### [Set exercise]
Copy all the material that follows, keeping every character the same.

### [Task input]
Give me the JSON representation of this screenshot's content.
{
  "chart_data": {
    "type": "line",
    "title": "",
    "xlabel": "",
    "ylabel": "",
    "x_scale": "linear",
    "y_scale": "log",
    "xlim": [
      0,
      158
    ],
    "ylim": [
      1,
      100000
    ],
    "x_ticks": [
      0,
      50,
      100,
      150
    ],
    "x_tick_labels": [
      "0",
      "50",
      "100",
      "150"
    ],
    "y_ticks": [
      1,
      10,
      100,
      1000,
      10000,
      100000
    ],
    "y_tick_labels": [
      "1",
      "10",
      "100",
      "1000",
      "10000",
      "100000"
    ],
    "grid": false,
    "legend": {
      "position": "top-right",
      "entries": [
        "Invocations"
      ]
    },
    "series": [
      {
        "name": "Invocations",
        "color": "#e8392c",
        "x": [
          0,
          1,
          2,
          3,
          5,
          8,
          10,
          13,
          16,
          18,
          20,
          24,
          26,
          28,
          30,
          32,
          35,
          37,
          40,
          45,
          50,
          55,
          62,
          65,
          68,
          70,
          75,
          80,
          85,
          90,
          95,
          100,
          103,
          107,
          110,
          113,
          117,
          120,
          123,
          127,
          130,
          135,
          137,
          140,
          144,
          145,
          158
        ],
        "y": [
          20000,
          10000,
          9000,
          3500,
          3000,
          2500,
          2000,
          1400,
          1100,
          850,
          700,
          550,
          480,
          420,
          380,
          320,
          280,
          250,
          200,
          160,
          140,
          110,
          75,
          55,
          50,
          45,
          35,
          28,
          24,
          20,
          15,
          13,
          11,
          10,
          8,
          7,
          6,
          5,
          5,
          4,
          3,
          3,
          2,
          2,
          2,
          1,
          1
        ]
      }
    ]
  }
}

### [Solution]
Give me the JSON representation of this screenshot's content.
{
  "chart_data": {
    "type": "line",
    "title": "",
    "xlabel": "",
    "ylabel": "",
    "x_scale": "linear",
    "y_scale": "log",
    "xlim": [
      0,
      158
    ],
    "ylim": [
      1,
      100000
    ],
    "x_ticks": [
      0,
      50,
      100,
      150
    ],
    "x_tick_labels": [
      "0",
      "50",
      "100",
      "150"
    ],
    "y_ticks": [
      1,
      10,
      100,
      1000,
      10000,
      100000
    ],
    "y_tick_labels": [
      "1",
      "10",
      "100",
      "1000",
      "10000",
      "100000"
    ],
    "grid": false,
    "legend": {
      "position": "top-right",
      "entries": [
        "Invocations"
      ]
    },
    "series": [
      {
        "name": "Invocations",
        "color": "#e8392c",
        "x": [
          0,
          1,
          2,
          3,
          5,
          8,
          10,
          13,
          16,
          18,
          20,
          24,
          26,
          28,
          30,
          32,
          35,
          37,
          40,
          45,
          50,
          55,
          62,
          65,
          68,
          70,
          75,
          80,
          85,
          90,
          95,
          100,
          103,
          107,
          110,
          113,
          117,
          120,
          123,
          127,
          130,
          135,
          137,
          140,
          144,
          145,
          158
        ],
        "y": [
          20000,
          10000,
          9000,
          3500,
          3000,
          2500,
          2000,
          1400,
          1100,
          850,
          700,
          550,
          480,
          420,
          380,
          320,
          280,
          250,
          200,
          160,
          140,
          110,
          75,
          55,
          50,
          45,
          35,
          28,
          24,
          20,
          15,
          13,
          11,
          10,
          8,
          7,
          6,
          5,
          5,
          4,
          3,
          3,
          2,
          2,
          2,
          1,
          1
        ]
      }
    ]
  }
}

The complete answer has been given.